Dataset records

>>>>

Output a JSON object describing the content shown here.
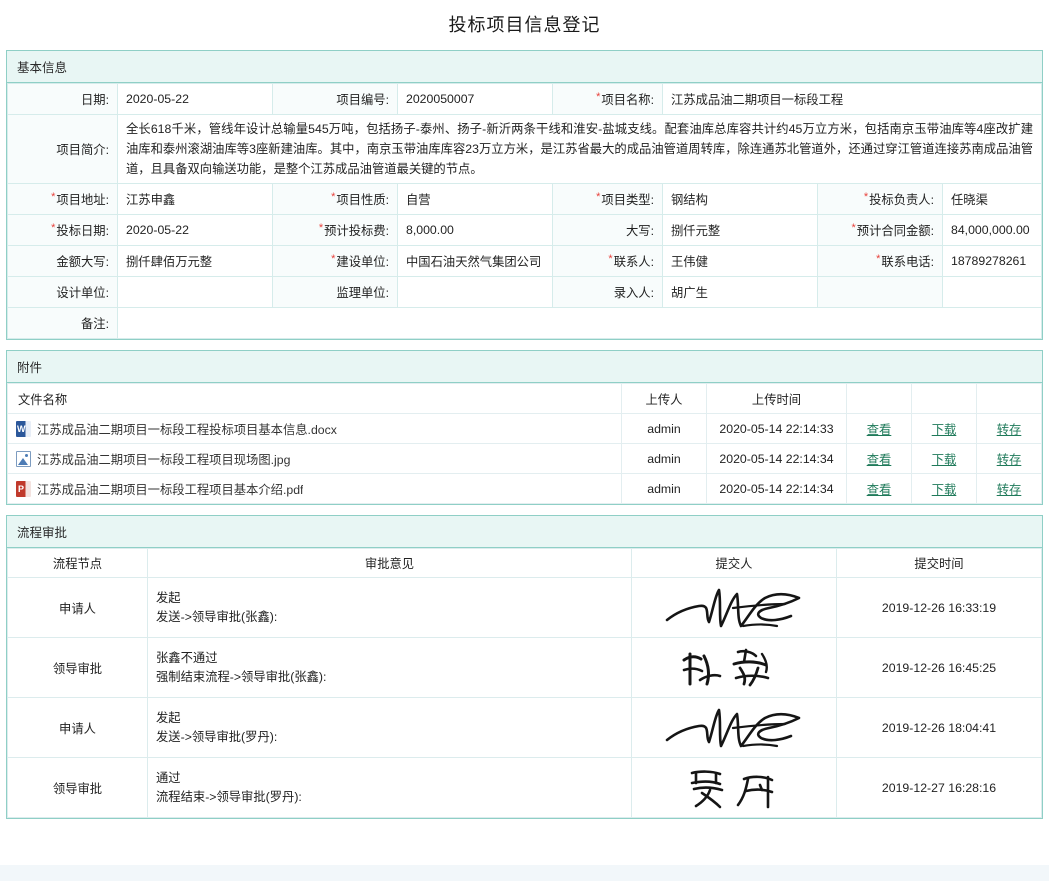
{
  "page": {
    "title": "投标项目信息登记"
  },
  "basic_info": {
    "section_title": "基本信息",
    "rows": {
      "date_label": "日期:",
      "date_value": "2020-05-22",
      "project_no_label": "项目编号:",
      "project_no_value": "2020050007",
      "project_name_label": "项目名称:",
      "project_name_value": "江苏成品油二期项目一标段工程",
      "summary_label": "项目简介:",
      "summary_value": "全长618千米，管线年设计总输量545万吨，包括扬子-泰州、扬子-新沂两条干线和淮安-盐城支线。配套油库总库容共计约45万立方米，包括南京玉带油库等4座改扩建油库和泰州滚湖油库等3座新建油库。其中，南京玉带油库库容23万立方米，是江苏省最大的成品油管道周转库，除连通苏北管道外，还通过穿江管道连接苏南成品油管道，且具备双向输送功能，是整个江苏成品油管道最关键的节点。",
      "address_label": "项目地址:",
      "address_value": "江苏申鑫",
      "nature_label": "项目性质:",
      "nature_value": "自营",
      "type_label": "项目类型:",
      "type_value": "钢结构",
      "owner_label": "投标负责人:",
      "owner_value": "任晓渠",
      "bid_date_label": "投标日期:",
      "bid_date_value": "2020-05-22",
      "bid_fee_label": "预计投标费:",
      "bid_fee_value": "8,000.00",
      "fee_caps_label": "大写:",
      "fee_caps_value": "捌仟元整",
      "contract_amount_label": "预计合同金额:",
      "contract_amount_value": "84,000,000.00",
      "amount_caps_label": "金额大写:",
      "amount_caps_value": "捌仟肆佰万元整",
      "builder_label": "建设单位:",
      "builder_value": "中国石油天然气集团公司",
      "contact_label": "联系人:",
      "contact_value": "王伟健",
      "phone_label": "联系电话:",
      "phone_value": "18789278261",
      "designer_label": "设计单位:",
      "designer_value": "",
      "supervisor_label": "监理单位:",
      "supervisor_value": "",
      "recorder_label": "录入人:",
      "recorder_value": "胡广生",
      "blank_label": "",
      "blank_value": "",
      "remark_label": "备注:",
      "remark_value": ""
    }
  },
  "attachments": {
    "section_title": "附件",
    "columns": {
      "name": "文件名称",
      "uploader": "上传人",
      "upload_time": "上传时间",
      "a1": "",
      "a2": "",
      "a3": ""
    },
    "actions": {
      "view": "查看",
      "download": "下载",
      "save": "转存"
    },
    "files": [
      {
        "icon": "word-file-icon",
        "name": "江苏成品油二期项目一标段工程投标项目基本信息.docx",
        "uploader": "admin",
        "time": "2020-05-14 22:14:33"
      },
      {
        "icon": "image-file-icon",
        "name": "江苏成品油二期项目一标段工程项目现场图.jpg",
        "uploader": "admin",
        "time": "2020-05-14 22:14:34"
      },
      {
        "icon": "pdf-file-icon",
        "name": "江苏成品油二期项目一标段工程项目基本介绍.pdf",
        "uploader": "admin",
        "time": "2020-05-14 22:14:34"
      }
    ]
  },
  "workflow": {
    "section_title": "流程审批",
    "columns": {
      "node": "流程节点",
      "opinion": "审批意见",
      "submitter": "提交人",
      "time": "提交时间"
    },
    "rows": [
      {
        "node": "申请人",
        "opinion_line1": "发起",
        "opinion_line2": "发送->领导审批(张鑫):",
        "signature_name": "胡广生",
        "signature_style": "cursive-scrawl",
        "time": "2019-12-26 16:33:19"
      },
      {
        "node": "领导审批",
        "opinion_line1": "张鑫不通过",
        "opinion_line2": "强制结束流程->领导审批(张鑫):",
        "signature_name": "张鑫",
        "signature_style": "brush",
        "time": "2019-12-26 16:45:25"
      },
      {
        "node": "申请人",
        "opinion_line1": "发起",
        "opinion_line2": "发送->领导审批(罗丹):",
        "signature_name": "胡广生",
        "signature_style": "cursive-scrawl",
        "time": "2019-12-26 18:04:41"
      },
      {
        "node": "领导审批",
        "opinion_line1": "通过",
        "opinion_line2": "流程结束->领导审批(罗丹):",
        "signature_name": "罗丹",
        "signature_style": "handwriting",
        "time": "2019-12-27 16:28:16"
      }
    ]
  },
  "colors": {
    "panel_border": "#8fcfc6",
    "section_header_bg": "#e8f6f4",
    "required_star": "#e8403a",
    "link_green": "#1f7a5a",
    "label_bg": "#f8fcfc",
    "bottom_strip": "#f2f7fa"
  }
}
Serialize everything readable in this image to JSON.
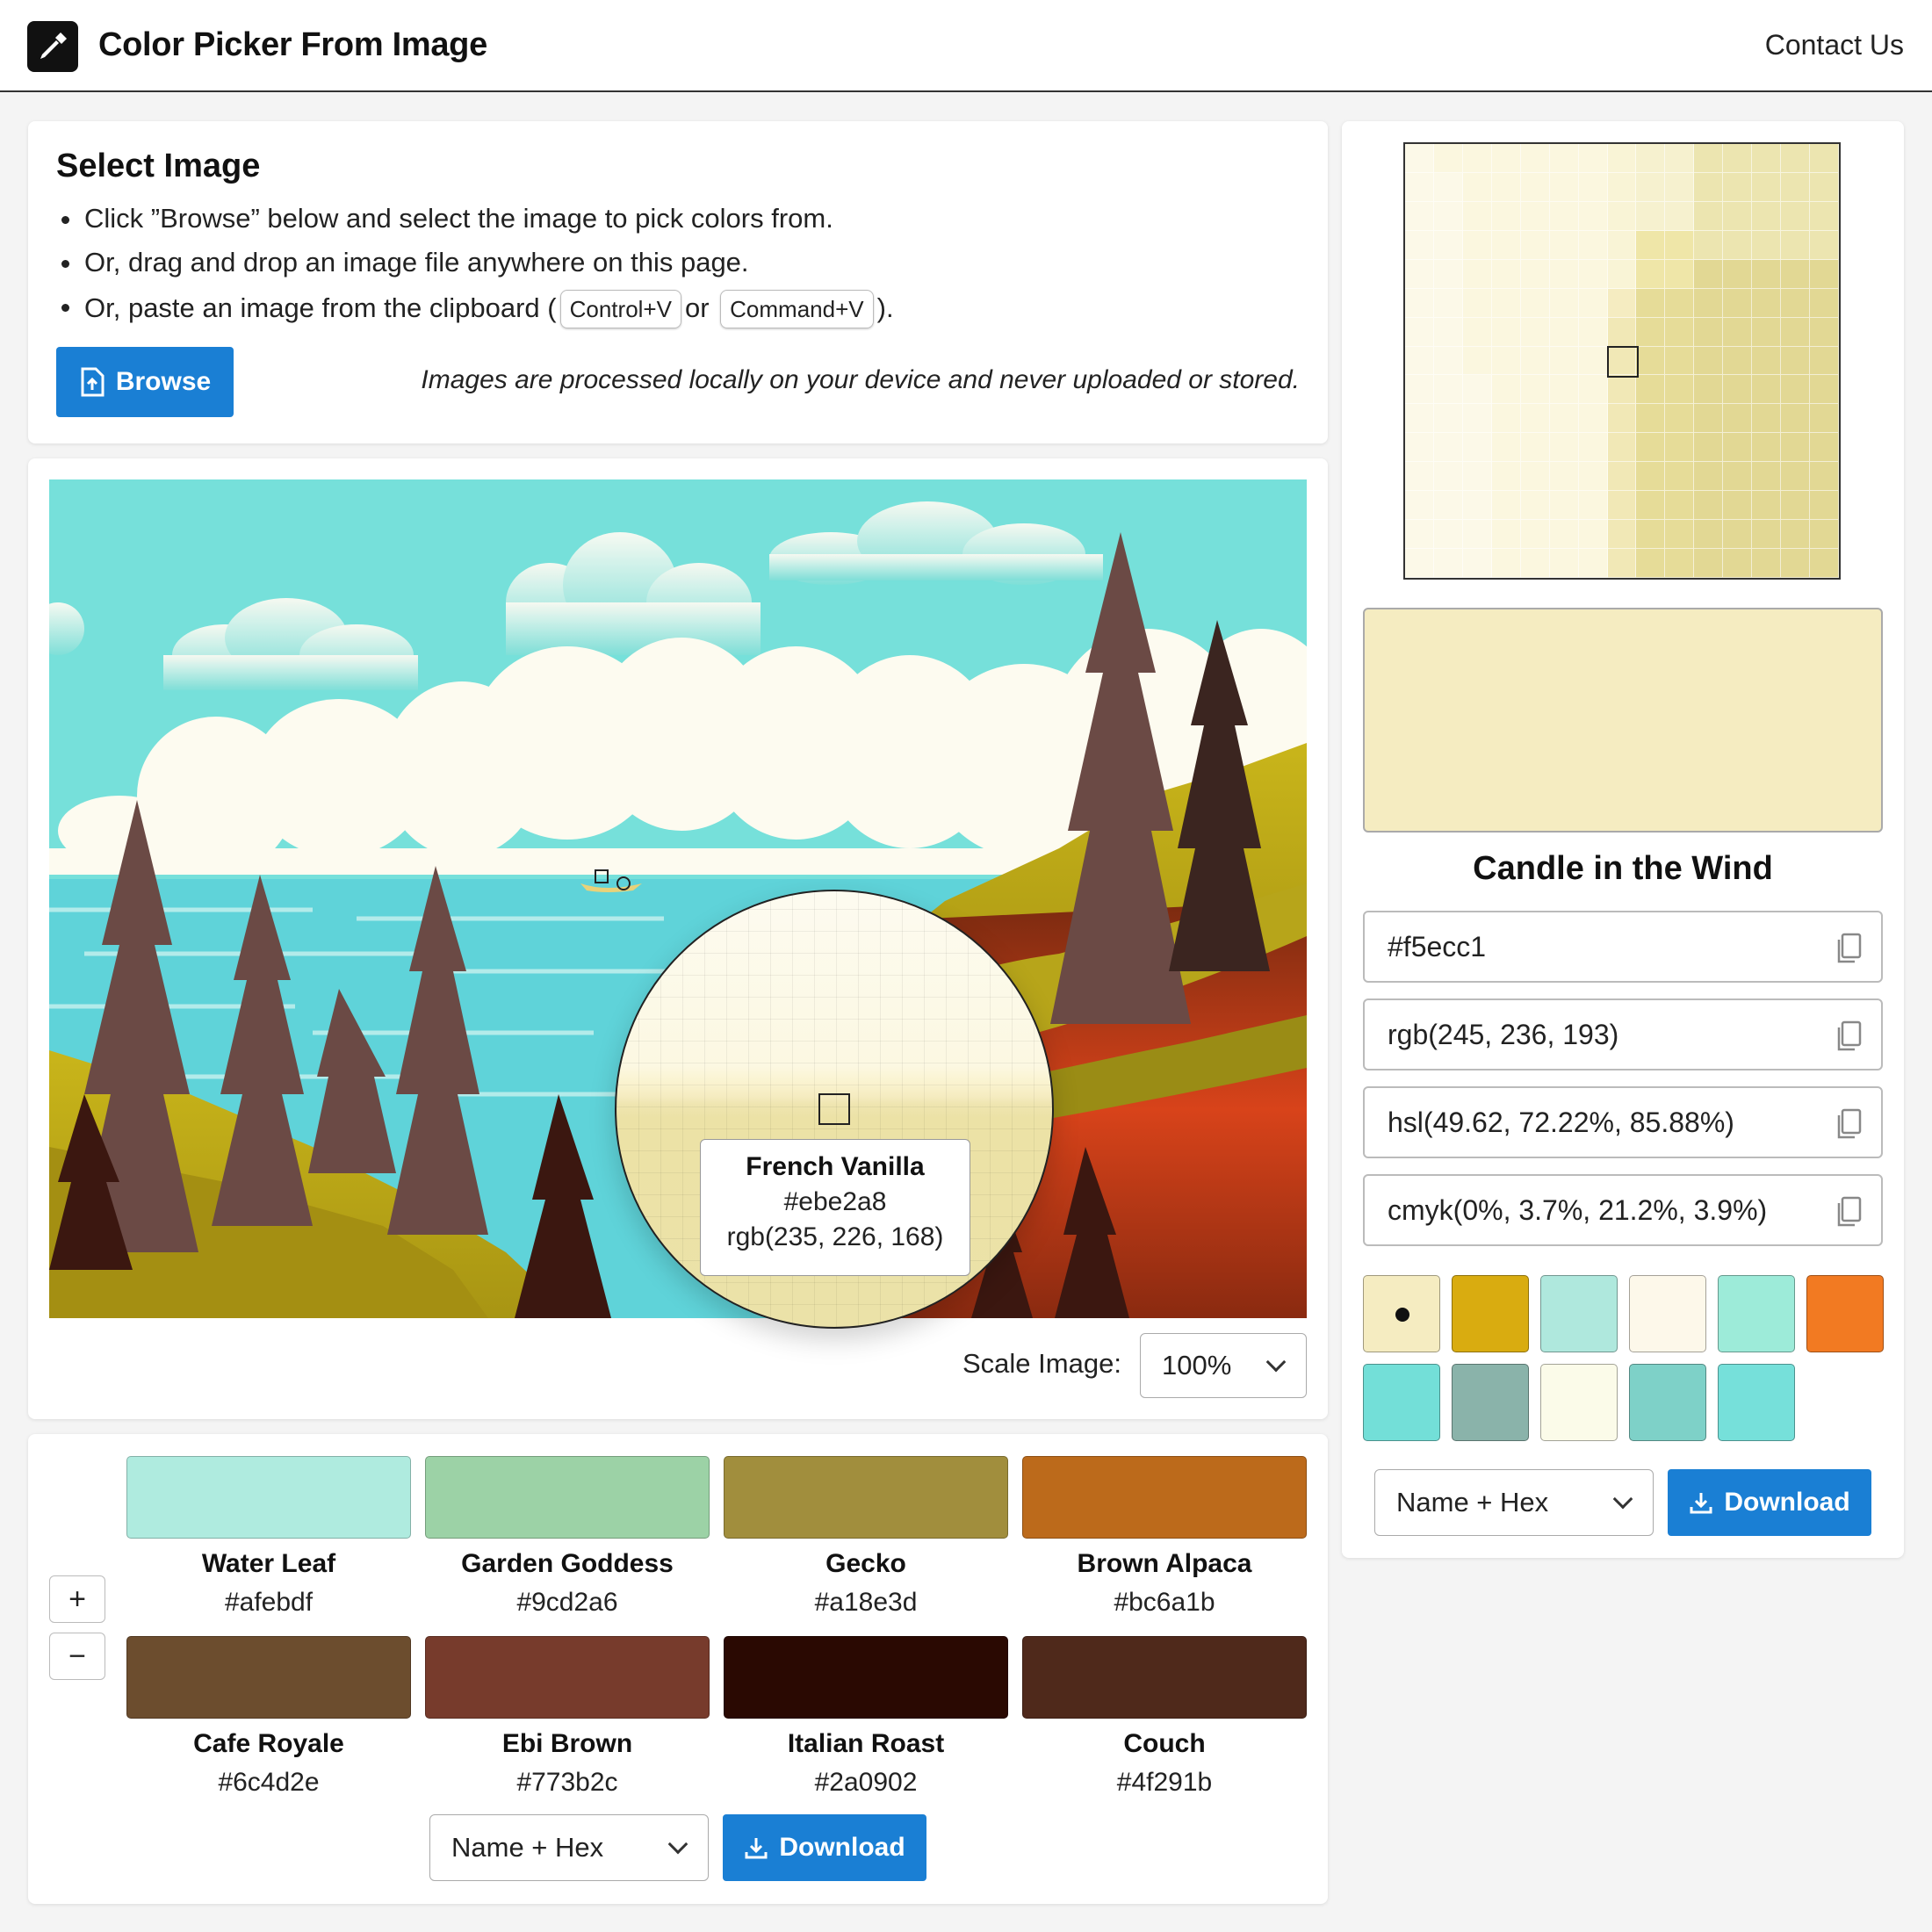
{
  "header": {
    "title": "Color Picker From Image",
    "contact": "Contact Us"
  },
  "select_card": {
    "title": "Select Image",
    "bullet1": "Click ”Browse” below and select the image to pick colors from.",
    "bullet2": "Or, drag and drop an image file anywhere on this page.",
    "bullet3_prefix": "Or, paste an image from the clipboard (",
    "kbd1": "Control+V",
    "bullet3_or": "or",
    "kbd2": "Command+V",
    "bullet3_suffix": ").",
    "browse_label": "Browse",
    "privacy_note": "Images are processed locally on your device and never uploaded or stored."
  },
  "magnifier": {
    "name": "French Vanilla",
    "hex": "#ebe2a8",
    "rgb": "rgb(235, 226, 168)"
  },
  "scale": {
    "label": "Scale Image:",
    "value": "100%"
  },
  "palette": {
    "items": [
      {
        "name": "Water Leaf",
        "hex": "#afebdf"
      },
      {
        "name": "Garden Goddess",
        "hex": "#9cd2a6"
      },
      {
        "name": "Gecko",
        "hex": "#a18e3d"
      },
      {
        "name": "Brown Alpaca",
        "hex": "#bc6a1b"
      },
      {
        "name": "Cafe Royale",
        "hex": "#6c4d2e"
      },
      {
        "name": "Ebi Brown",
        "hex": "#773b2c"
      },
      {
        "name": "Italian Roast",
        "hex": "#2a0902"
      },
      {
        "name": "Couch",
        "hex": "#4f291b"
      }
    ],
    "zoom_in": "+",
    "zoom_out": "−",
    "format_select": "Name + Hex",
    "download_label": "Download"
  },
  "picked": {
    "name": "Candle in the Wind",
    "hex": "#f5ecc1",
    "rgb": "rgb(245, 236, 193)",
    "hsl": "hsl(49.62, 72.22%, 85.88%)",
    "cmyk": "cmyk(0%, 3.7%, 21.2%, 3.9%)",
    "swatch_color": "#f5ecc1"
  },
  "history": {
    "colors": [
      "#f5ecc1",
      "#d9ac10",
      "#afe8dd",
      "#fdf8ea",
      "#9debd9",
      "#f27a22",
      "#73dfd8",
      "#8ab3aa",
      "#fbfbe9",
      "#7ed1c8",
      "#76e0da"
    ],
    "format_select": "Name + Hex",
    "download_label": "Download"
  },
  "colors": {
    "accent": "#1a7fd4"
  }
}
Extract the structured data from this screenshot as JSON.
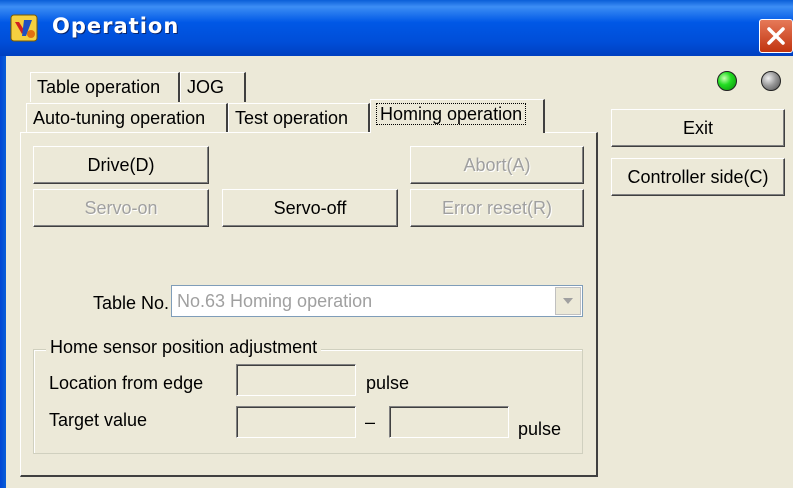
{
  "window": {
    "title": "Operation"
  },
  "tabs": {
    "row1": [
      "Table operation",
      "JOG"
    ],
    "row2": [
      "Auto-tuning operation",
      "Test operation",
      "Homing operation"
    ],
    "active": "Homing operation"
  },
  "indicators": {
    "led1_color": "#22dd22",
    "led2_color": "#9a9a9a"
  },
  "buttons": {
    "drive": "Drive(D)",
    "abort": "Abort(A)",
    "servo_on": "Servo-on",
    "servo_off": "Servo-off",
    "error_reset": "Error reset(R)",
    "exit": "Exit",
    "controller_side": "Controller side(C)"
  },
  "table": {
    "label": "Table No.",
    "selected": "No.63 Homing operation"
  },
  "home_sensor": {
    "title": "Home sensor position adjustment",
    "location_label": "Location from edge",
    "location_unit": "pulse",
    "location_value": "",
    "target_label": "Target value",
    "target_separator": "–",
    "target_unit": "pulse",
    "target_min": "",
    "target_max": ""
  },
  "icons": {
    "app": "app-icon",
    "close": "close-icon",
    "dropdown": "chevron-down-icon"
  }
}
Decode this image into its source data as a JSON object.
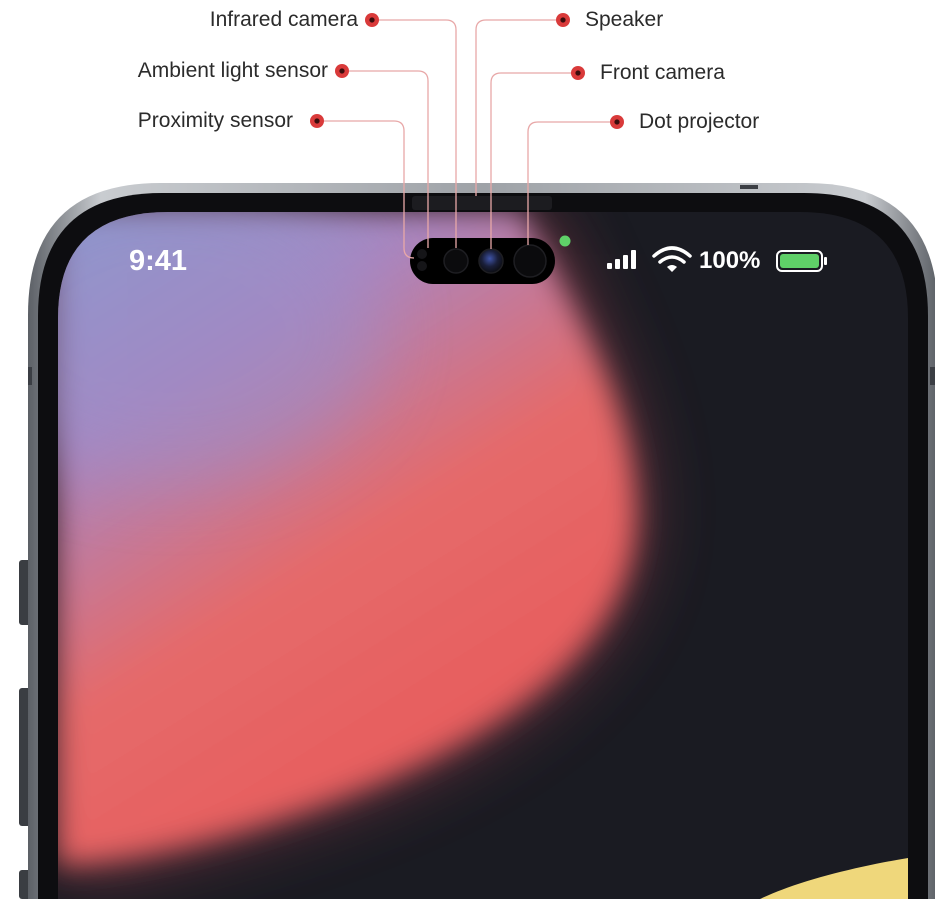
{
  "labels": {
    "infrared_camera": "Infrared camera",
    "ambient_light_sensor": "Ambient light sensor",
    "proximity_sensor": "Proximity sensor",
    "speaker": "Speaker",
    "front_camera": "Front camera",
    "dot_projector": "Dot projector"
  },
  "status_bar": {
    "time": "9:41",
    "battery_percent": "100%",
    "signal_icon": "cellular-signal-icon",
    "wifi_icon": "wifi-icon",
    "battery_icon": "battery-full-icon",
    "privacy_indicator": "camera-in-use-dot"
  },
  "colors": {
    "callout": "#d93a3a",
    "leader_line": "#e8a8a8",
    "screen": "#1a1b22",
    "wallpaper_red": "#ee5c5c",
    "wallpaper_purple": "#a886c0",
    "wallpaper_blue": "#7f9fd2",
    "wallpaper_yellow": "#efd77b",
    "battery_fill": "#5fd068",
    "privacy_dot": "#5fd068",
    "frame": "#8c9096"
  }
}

<<<<

§ **STATED TASK**
Give back word for word the lines from the one containing "Decode this image" through the final line of the data above. Pictures are to be left out.

§ **WRITTEN SOLUTION**
Decode this image into its source data as a JSON object.
{
  "labels": {
    "infrared_camera": "Infrared camera",
    "ambient_light_sensor": "Ambient light sensor",
    "proximity_sensor": "Proximity sensor",
    "speaker": "Speaker",
    "front_camera": "Front camera",
    "dot_projector": "Dot projector"
  },
  "status_bar": {
    "time": "9:41",
    "battery_percent": "100%",
    "signal_icon": "cellular-signal-icon",
    "wifi_icon": "wifi-icon",
    "battery_icon": "battery-full-icon",
    "privacy_indicator": "camera-in-use-dot"
  },
  "colors": {
    "callout": "#d93a3a",
    "leader_line": "#e8a8a8",
    "screen": "#1a1b22",
    "wallpaper_red": "#ee5c5c",
    "wallpaper_purple": "#a886c0",
    "wallpaper_blue": "#7f9fd2",
    "wallpaper_yellow": "#efd77b",
    "battery_fill": "#5fd068",
    "privacy_dot": "#5fd068",
    "frame": "#8c9096"
  }
}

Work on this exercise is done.